Stated exercise: Please return every line in the records below that contains the word "Settings".

Annotated region listings:
___
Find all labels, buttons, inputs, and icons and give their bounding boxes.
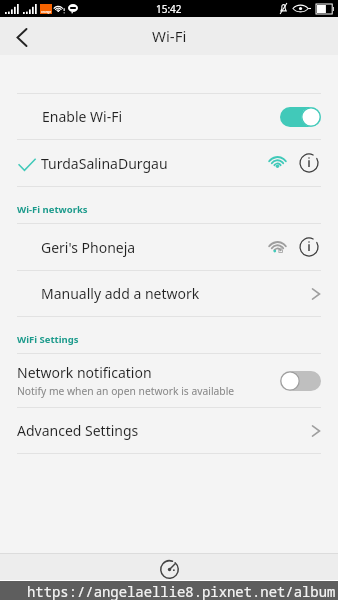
staticText: https://angelaellie8.pixnet.net/album xyxy=(27,582,336,600)
button[interactable]: Network details xyxy=(295,233,323,261)
button[interactable]: Off xyxy=(280,371,321,391)
button[interactable]: Manually add a network xyxy=(0,271,338,316)
other: Signal strength xyxy=(264,232,290,262)
other: Signal strength xyxy=(264,148,290,178)
button[interactable]: Geri's Phoneja xyxy=(0,224,338,270)
staticText: Advanced Settings xyxy=(17,421,139,440)
staticText: Wi-Fi xyxy=(152,26,187,46)
button[interactable]: Enable Wi-Fi xyxy=(0,94,338,139)
button[interactable]: Advanced Settings xyxy=(0,408,338,453)
button[interactable]: Speed test xyxy=(156,554,183,580)
staticText: Geri's Phoneja xyxy=(41,238,136,257)
button[interactable]: On xyxy=(280,107,321,127)
button[interactable]: Network notification xyxy=(0,354,338,407)
staticText: Notify me when an open network is availa… xyxy=(17,384,235,398)
staticText: TurdaSalinaDurgau xyxy=(41,154,168,173)
staticText: WiFi Settings xyxy=(17,333,79,346)
staticText: Wi-Fi networks xyxy=(17,203,88,216)
staticText: Network notification xyxy=(17,363,152,382)
staticText: 15:42 xyxy=(156,2,182,16)
button[interactable]: TurdaSalinaDurgau xyxy=(0,140,338,186)
button[interactable]: Back xyxy=(0,17,44,55)
staticText: orange xyxy=(41,10,52,14)
staticText: Enable Wi-Fi xyxy=(42,107,123,126)
button[interactable]: Network details xyxy=(295,149,323,177)
staticText: Manually add a network xyxy=(41,284,200,303)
___
Complete output:
staticText: Advanced Settings xyxy=(17,421,139,440)
button[interactable]: Advanced Settings xyxy=(0,408,338,453)
staticText: WiFi Settings xyxy=(17,333,79,346)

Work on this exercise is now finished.